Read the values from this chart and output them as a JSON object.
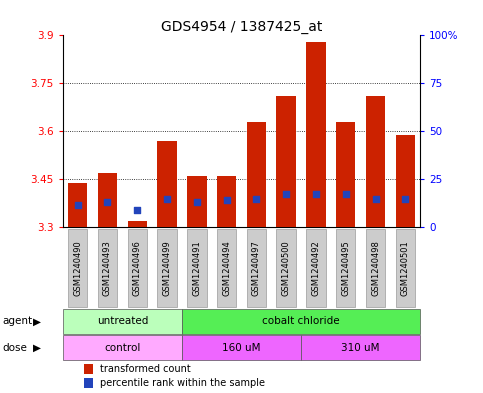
{
  "title": "GDS4954 / 1387425_at",
  "samples": [
    "GSM1240490",
    "GSM1240493",
    "GSM1240496",
    "GSM1240499",
    "GSM1240491",
    "GSM1240494",
    "GSM1240497",
    "GSM1240500",
    "GSM1240492",
    "GSM1240495",
    "GSM1240498",
    "GSM1240501"
  ],
  "bar_values": [
    3.44,
    3.47,
    3.32,
    3.57,
    3.46,
    3.46,
    3.63,
    3.71,
    3.88,
    3.63,
    3.71,
    3.59
  ],
  "bar_bottom": 3.3,
  "blue_values": [
    3.37,
    3.38,
    3.355,
    3.39,
    3.38,
    3.385,
    3.39,
    3.405,
    3.405,
    3.405,
    3.39,
    3.39
  ],
  "ylim": [
    3.3,
    3.9
  ],
  "yticks_left": [
    3.3,
    3.45,
    3.6,
    3.75,
    3.9
  ],
  "yticks_right": [
    0,
    25,
    50,
    75,
    100
  ],
  "right_tick_labels": [
    "0",
    "25",
    "50",
    "75",
    "100%"
  ],
  "bar_color": "#cc2200",
  "blue_color": "#2244bb",
  "bar_width": 0.65,
  "bg_color": "#ffffff",
  "agent_groups": [
    {
      "label": "untreated",
      "start": 0,
      "end": 4
    },
    {
      "label": "cobalt chloride",
      "start": 4,
      "end": 12
    }
  ],
  "agent_colors": [
    "#bbffbb",
    "#55ee55"
  ],
  "dose_groups": [
    {
      "label": "control",
      "start": 0,
      "end": 4
    },
    {
      "label": "160 uM",
      "start": 4,
      "end": 8
    },
    {
      "label": "310 uM",
      "start": 8,
      "end": 12
    }
  ],
  "dose_colors": [
    "#ffaaff",
    "#ee66ff",
    "#ee66ff"
  ],
  "sample_bg_color": "#cccccc",
  "agent_label": "agent",
  "dose_label": "dose",
  "legend_red": "transformed count",
  "legend_blue": "percentile rank within the sample",
  "title_fontsize": 10,
  "tick_fontsize": 7.5,
  "sample_fontsize": 6,
  "label_fontsize": 7.5,
  "group_fontsize": 7.5
}
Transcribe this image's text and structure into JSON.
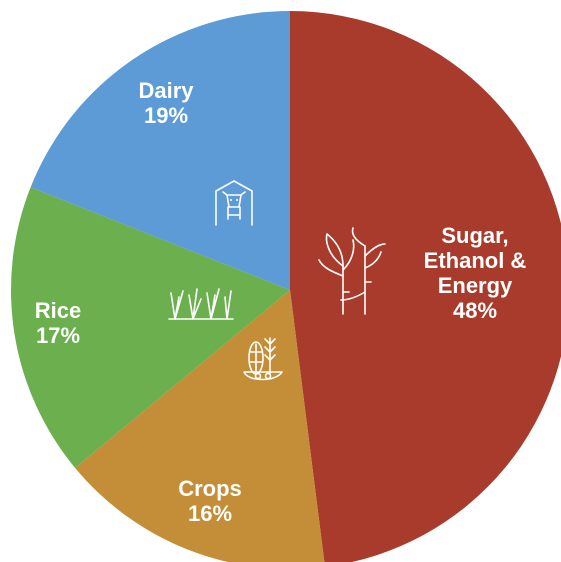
{
  "chart_data": {
    "type": "pie",
    "title": "",
    "slices": [
      {
        "label_lines": [
          "Sugar,",
          "Ethanol &",
          "Energy"
        ],
        "value": 48,
        "value_label": "48%",
        "color": "#A83B2B",
        "icon": "sugarcane-icon"
      },
      {
        "label_lines": [
          "Crops"
        ],
        "value": 16,
        "value_label": "16%",
        "color": "#C48E38",
        "icon": "grains-icon"
      },
      {
        "label_lines": [
          "Rice"
        ],
        "value": 17,
        "value_label": "17%",
        "color": "#6CAF4E",
        "icon": "rice-plant-icon"
      },
      {
        "label_lines": [
          "Dairy"
        ],
        "value": 19,
        "value_label": "19%",
        "color": "#5C9BD5",
        "icon": "cow-barn-icon"
      }
    ],
    "start_angle_deg": 0,
    "direction": "clockwise",
    "legend": "none"
  }
}
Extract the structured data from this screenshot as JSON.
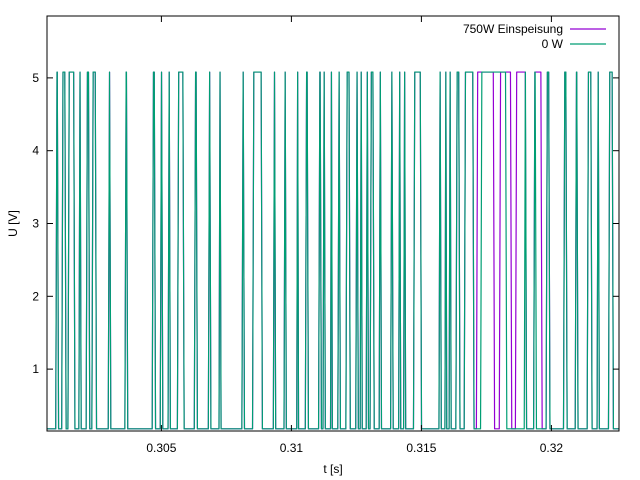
{
  "chart_data": {
    "type": "line",
    "xlabel": "t [s]",
    "ylabel": "U [V]",
    "xlim": [
      0.3006,
      0.3226
    ],
    "ylim": [
      0.15,
      5.85
    ],
    "xticks": [
      {
        "value": 0.305,
        "label": "0.305"
      },
      {
        "value": 0.31,
        "label": "0.31"
      },
      {
        "value": 0.315,
        "label": "0.315"
      },
      {
        "value": 0.32,
        "label": "0.32"
      }
    ],
    "yticks": [
      {
        "value": 1,
        "label": "1"
      },
      {
        "value": 2,
        "label": "2"
      },
      {
        "value": 3,
        "label": "3"
      },
      {
        "value": 4,
        "label": "4"
      },
      {
        "value": 5,
        "label": "5"
      }
    ],
    "grid": false,
    "legend_position": "top-right",
    "signal_levels": {
      "low": 0.18,
      "high": 5.08
    },
    "series": [
      {
        "name": "750W Einspeisung",
        "color": "#9400d3",
        "high_intervals": [
          [
            0.30096,
            0.30102
          ],
          [
            0.30119,
            0.30131
          ],
          [
            0.30143,
            0.30165
          ],
          [
            0.30185,
            0.30189
          ],
          [
            0.30213,
            0.30222
          ],
          [
            0.30235,
            0.30248
          ],
          [
            0.30298,
            0.30303
          ],
          [
            0.30362,
            0.30368
          ],
          [
            0.30467,
            0.30475
          ],
          [
            0.30498,
            0.30503
          ],
          [
            0.30528,
            0.30532
          ],
          [
            0.30564,
            0.30585
          ],
          [
            0.30629,
            0.30636
          ],
          [
            0.30683,
            0.30688
          ],
          [
            0.30724,
            0.30727
          ],
          [
            0.30812,
            0.30817
          ],
          [
            0.30853,
            0.30886
          ],
          [
            0.30933,
            0.30937
          ],
          [
            0.30974,
            0.30978
          ],
          [
            0.31023,
            0.31025
          ],
          [
            0.31056,
            0.31063
          ],
          [
            0.31107,
            0.31113
          ],
          [
            0.31124,
            0.31128
          ],
          [
            0.31153,
            0.31155
          ],
          [
            0.31181,
            0.31186
          ],
          [
            0.31212,
            0.31224
          ],
          [
            0.3125,
            0.31255
          ],
          [
            0.31267,
            0.3127
          ],
          [
            0.3129,
            0.31294
          ],
          [
            0.31305,
            0.31316
          ],
          [
            0.3134,
            0.31344
          ],
          [
            0.31384,
            0.31389
          ],
          [
            0.31415,
            0.31418
          ],
          [
            0.31434,
            0.31437
          ],
          [
            0.31472,
            0.31498
          ],
          [
            0.3157,
            0.31574
          ],
          [
            0.31593,
            0.31595
          ],
          [
            0.31609,
            0.31612
          ],
          [
            0.31635,
            0.31646
          ],
          [
            0.31667,
            0.317
          ],
          [
            0.31714,
            0.31779
          ],
          [
            0.31802,
            0.31845
          ],
          [
            0.31864,
            0.31902
          ],
          [
            0.31934,
            0.31962
          ],
          [
            0.31982,
            0.31992
          ],
          [
            0.32049,
            0.32058
          ],
          [
            0.32094,
            0.321
          ],
          [
            0.3214,
            0.32154
          ],
          [
            0.32178,
            0.32182
          ],
          [
            0.32222,
            0.32236
          ]
        ]
      },
      {
        "name": "0 W",
        "color": "#009e73",
        "high_intervals": [
          [
            0.30096,
            0.30102
          ],
          [
            0.30119,
            0.30131
          ],
          [
            0.30143,
            0.30165
          ],
          [
            0.30185,
            0.30189
          ],
          [
            0.30213,
            0.30222
          ],
          [
            0.30235,
            0.30248
          ],
          [
            0.30298,
            0.30303
          ],
          [
            0.30362,
            0.30368
          ],
          [
            0.30467,
            0.30475
          ],
          [
            0.30498,
            0.30503
          ],
          [
            0.30528,
            0.30532
          ],
          [
            0.30564,
            0.30585
          ],
          [
            0.30629,
            0.30636
          ],
          [
            0.30683,
            0.30688
          ],
          [
            0.30724,
            0.30727
          ],
          [
            0.30812,
            0.30817
          ],
          [
            0.30853,
            0.30886
          ],
          [
            0.30933,
            0.30937
          ],
          [
            0.30974,
            0.30978
          ],
          [
            0.31023,
            0.31025
          ],
          [
            0.31056,
            0.31063
          ],
          [
            0.31107,
            0.31113
          ],
          [
            0.31124,
            0.31128
          ],
          [
            0.31153,
            0.31155
          ],
          [
            0.31181,
            0.31186
          ],
          [
            0.31212,
            0.31224
          ],
          [
            0.3125,
            0.31255
          ],
          [
            0.31267,
            0.3127
          ],
          [
            0.3129,
            0.31294
          ],
          [
            0.31305,
            0.31316
          ],
          [
            0.3134,
            0.31344
          ],
          [
            0.31384,
            0.31389
          ],
          [
            0.31415,
            0.31418
          ],
          [
            0.31434,
            0.31437
          ],
          [
            0.31472,
            0.31498
          ],
          [
            0.3157,
            0.31574
          ],
          [
            0.31593,
            0.31595
          ],
          [
            0.31609,
            0.31612
          ],
          [
            0.31635,
            0.31646
          ],
          [
            0.31667,
            0.317
          ],
          [
            0.3173,
            0.31826
          ],
          [
            0.31898,
            0.31902
          ],
          [
            0.31934,
            0.3194
          ],
          [
            0.31982,
            0.31992
          ],
          [
            0.32049,
            0.32058
          ],
          [
            0.32094,
            0.321
          ],
          [
            0.3214,
            0.32154
          ],
          [
            0.32178,
            0.32182
          ],
          [
            0.32222,
            0.32236
          ]
        ]
      }
    ]
  }
}
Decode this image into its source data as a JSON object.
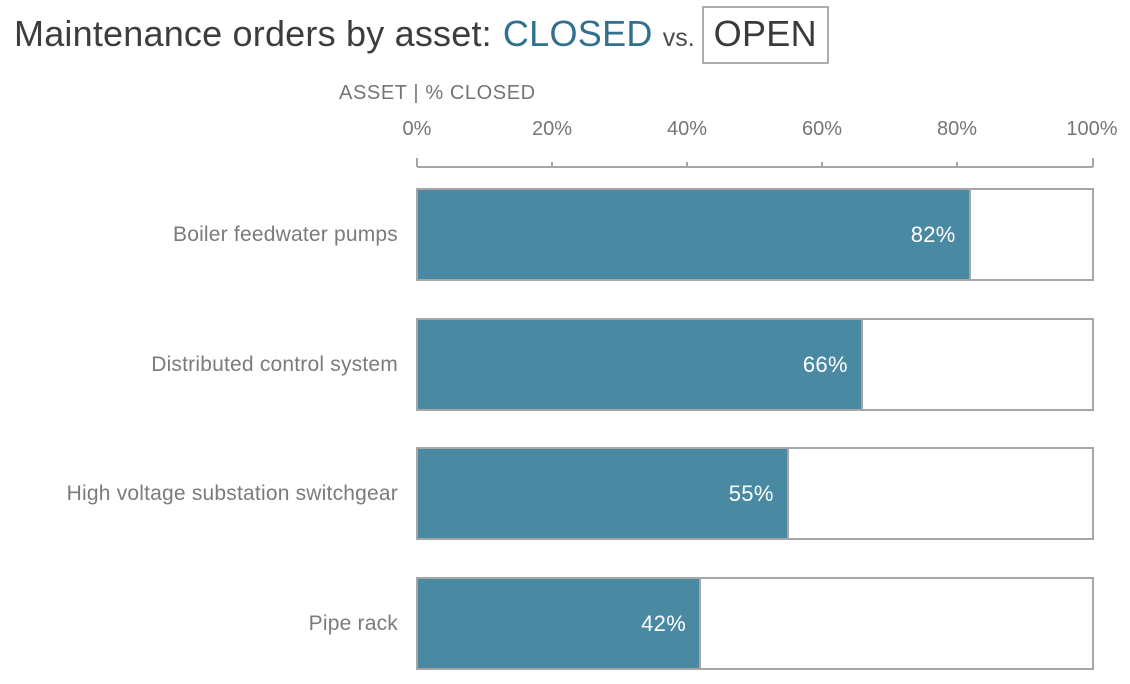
{
  "title": {
    "prefix": "Maintenance orders by asset:",
    "closed_word": "CLOSED",
    "vs_word": "vs.",
    "open_word": "OPEN"
  },
  "axis": {
    "header": "ASSET | % CLOSED",
    "ticks": [
      "0%",
      "20%",
      "40%",
      "60%",
      "80%",
      "100%"
    ]
  },
  "chart_data": {
    "type": "bar",
    "orientation": "horizontal",
    "stacked": true,
    "title": "Maintenance orders by asset: CLOSED vs. OPEN",
    "axis_header": "ASSET | % CLOSED",
    "x_ticks": [
      "0%",
      "20%",
      "40%",
      "60%",
      "80%",
      "100%"
    ],
    "xlim": [
      0,
      100
    ],
    "grid": false,
    "legend_position": "in-title",
    "categories": [
      "Boiler feedwater pumps",
      "Distributed control system",
      "High voltage substation switchgear",
      "Pipe rack"
    ],
    "series": [
      {
        "name": "CLOSED",
        "values": [
          82,
          66,
          55,
          42
        ]
      },
      {
        "name": "OPEN",
        "values": [
          18,
          34,
          45,
          58
        ]
      }
    ],
    "bars": [
      {
        "label": "Boiler feedwater pumps",
        "closed_pct": 82,
        "value_label": "82%"
      },
      {
        "label": "Distributed control system",
        "closed_pct": 66,
        "value_label": "66%"
      },
      {
        "label": "High voltage substation switchgear",
        "closed_pct": 55,
        "value_label": "55%"
      },
      {
        "label": "Pipe rack",
        "closed_pct": 42,
        "value_label": "42%"
      }
    ],
    "colors": {
      "closed_fill": "#4a89a2",
      "open_fill": "#ffffff",
      "bar_border": "#a6a6a6",
      "title_closed_text": "#31708f",
      "title_dark_text": "#3d3d3d",
      "axis_text": "#757575",
      "category_text": "#7b7b7b",
      "value_text": "#ffffff"
    }
  }
}
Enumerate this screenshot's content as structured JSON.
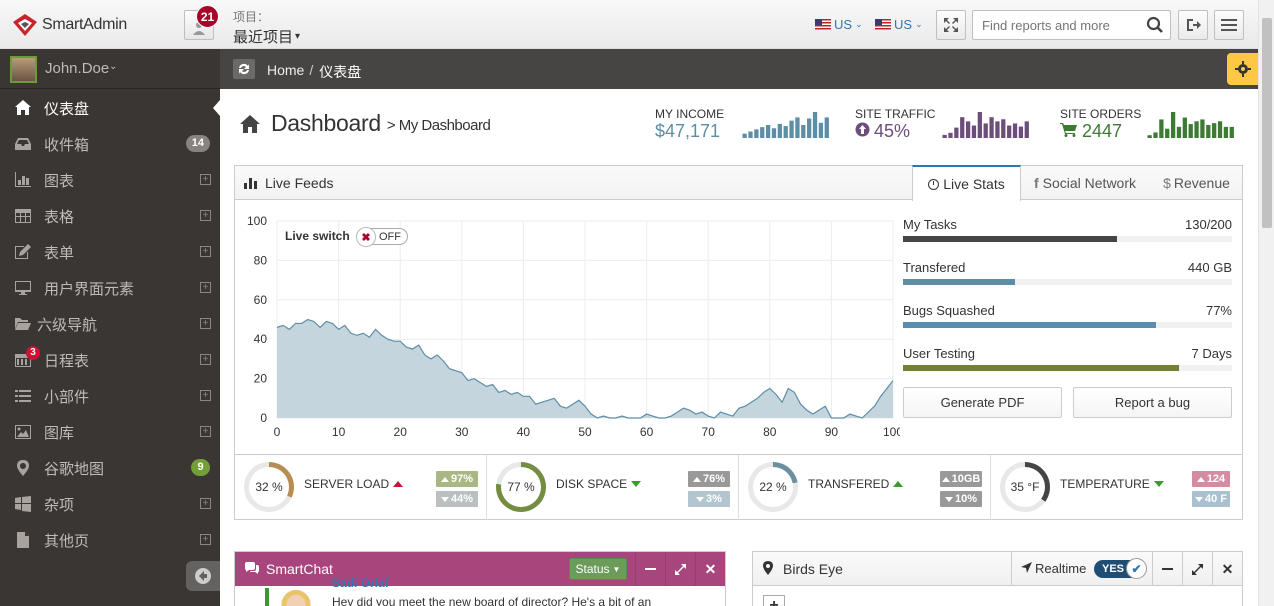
{
  "header": {
    "logo_text": "SmartAdmin",
    "notif_count": "21",
    "project_label": "项目：",
    "project_value": "最近项目",
    "lang1": "US",
    "lang2": "US",
    "search_placeholder": "Find reports and more"
  },
  "user": {
    "name": "John.Doe"
  },
  "sidebar": {
    "items": [
      {
        "label": "仪表盘",
        "icon": "home-icon",
        "active": true
      },
      {
        "label": "收件箱",
        "icon": "inbox-icon",
        "badge": "14"
      },
      {
        "label": "图表",
        "icon": "bar-chart-icon",
        "expand": true
      },
      {
        "label": "表格",
        "icon": "table-icon",
        "expand": true
      },
      {
        "label": "表单",
        "icon": "pencil-square-icon",
        "expand": true
      },
      {
        "label": "用户界面元素",
        "icon": "desktop-icon",
        "expand": true
      },
      {
        "label": "六级导航",
        "icon": "folder-open-icon",
        "expand": true
      },
      {
        "label": "日程表",
        "icon": "calendar-icon",
        "badge": "3",
        "expand": true
      },
      {
        "label": "小部件",
        "icon": "list-icon",
        "expand": true
      },
      {
        "label": "图库",
        "icon": "picture-icon",
        "expand": true
      },
      {
        "label": "谷歌地图",
        "icon": "map-marker-icon",
        "badge": "9"
      },
      {
        "label": "杂项",
        "icon": "windows-icon",
        "expand": true
      },
      {
        "label": "其他页",
        "icon": "file-icon",
        "expand": true
      }
    ]
  },
  "breadcrumb": {
    "home": "Home",
    "sep": "/",
    "current": "仪表盘"
  },
  "page": {
    "title": "Dashboard",
    "subtitle": "> My Dashboard"
  },
  "stats": [
    {
      "label": "MY INCOME",
      "value": "$47,171",
      "color": "#5d8ea6",
      "spark": [
        4,
        6,
        8,
        10,
        12,
        9,
        13,
        11,
        16,
        19,
        12,
        18,
        24,
        14,
        19
      ]
    },
    {
      "label": "SITE TRAFFIC",
      "value": "45%",
      "color": "#6d4d7a",
      "spark": [
        3,
        5,
        10,
        20,
        16,
        12,
        25,
        14,
        20,
        16,
        18,
        12,
        14,
        11,
        16
      ]
    },
    {
      "label": "SITE ORDERS",
      "value": "2447",
      "color": "#3d7a33",
      "spark": [
        3,
        6,
        20,
        10,
        28,
        12,
        22,
        15,
        18,
        20,
        14,
        16,
        18,
        12,
        12
      ]
    }
  ],
  "feeds": {
    "title": "Live Feeds",
    "tabs": [
      "Live Stats",
      "Social Network",
      "Revenue"
    ],
    "switch_label": "Live switch",
    "switch_state": "OFF"
  },
  "chart_data": {
    "type": "area",
    "x": [
      0,
      1,
      2,
      3,
      4,
      5,
      6,
      7,
      8,
      9,
      10,
      11,
      12,
      13,
      14,
      15,
      16,
      17,
      18,
      19,
      20,
      21,
      22,
      23,
      24,
      25,
      26,
      27,
      28,
      29,
      30,
      31,
      32,
      33,
      34,
      35,
      36,
      37,
      38,
      39,
      40,
      41,
      42,
      43,
      44,
      45,
      46,
      47,
      48,
      49,
      50,
      51,
      52,
      53,
      54,
      55,
      56,
      57,
      58,
      59,
      60,
      61,
      62,
      63,
      64,
      65,
      66,
      67,
      68,
      69,
      70,
      71,
      72,
      73,
      74,
      75,
      76,
      77,
      78,
      79,
      80,
      81,
      82,
      83,
      84,
      85,
      86,
      87,
      88,
      89,
      90,
      91,
      92,
      93,
      94,
      95,
      96,
      97,
      98,
      99,
      100
    ],
    "values": [
      46,
      47,
      45,
      48,
      48,
      50,
      49,
      46,
      49,
      48,
      45,
      47,
      43,
      42,
      43,
      41,
      45,
      42,
      40,
      39,
      39,
      36,
      35,
      37,
      32,
      30,
      32,
      29,
      25,
      24,
      23,
      19,
      20,
      18,
      16,
      17,
      13,
      14,
      12,
      13,
      11,
      11,
      7,
      8,
      9,
      10,
      6,
      5,
      7,
      9,
      6,
      2,
      0,
      1,
      0,
      0,
      1,
      0,
      0,
      0,
      2,
      1,
      0,
      0,
      1,
      3,
      5,
      4,
      2,
      3,
      1,
      0,
      3,
      2,
      1,
      5,
      6,
      8,
      10,
      13,
      15,
      12,
      8,
      15,
      13,
      7,
      4,
      2,
      4,
      6,
      0,
      0,
      0,
      2,
      1,
      0,
      3,
      6,
      11,
      15,
      19
    ],
    "xlim": [
      0,
      100
    ],
    "ylim": [
      0,
      100
    ],
    "xticks": [
      "0",
      "10",
      "20",
      "30",
      "40",
      "50",
      "60",
      "70",
      "80",
      "90",
      "100"
    ],
    "yticks": [
      "100",
      "80",
      "60",
      "40",
      "20",
      "0"
    ],
    "grid": true,
    "fill_color": "#c4d5de",
    "line_color": "#5d8ea6"
  },
  "live_stats": [
    {
      "label": "My Tasks",
      "value": "130/200",
      "pct": 65,
      "color": "#474544"
    },
    {
      "label": "Transfered",
      "value": "440 GB",
      "pct": 34,
      "color": "#5d8ea6"
    },
    {
      "label": "Bugs Squashed",
      "value": "77%",
      "pct": 77,
      "color": "#5a8cad"
    },
    {
      "label": "User Testing",
      "value": "7 Days",
      "pct": 84,
      "color": "#728136"
    }
  ],
  "buttons": {
    "pdf": "Generate PDF",
    "bug": "Report a bug"
  },
  "kpis": [
    {
      "pct": "32 %",
      "label": "SERVER LOAD",
      "dir": "up",
      "b1": "97%",
      "b2": "44%",
      "c1": "#a9b784",
      "c2": "#b9c0bf",
      "ring": 32,
      "ringcolor": "#b68d52"
    },
    {
      "pct": "77 %",
      "label": "DISK SPACE",
      "dir": "down",
      "b1": "76%",
      "b2": "3%",
      "c1": "#999",
      "c2": "#b3c6d0",
      "ring": 77,
      "ringcolor": "#758c43"
    },
    {
      "pct": "22 %",
      "label": "TRANSFERED",
      "dir": "up",
      "b1": "10GB",
      "b2": "10%",
      "c1": "#999",
      "c2": "#999",
      "ring": 22,
      "ringcolor": "#6d8ea0"
    },
    {
      "pct": "35 °F",
      "label": "TEMPERATURE",
      "dir": "down",
      "b1": "124",
      "b2": "40 F",
      "c1": "#d48da0",
      "c2": "#a8c0cf",
      "ring": 35,
      "ringcolor": "#474544"
    }
  ],
  "smartchat": {
    "title": "SmartChat",
    "status": "Status",
    "author": "Sadi Orlaf",
    "message": "Hey did you meet the new board of director? He's a bit of an"
  },
  "birdseye": {
    "title": "Birds Eye",
    "realtime": "Realtime",
    "toggle": "YES"
  }
}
• • • • • • •
Pull out every line holding "name" from the records above, and copy it.

        "name": "750W Einspeisung",
        "name": "0 W",
        "name": "CLOSED",
        "name": "OPEN",
    "name": "John.Doe"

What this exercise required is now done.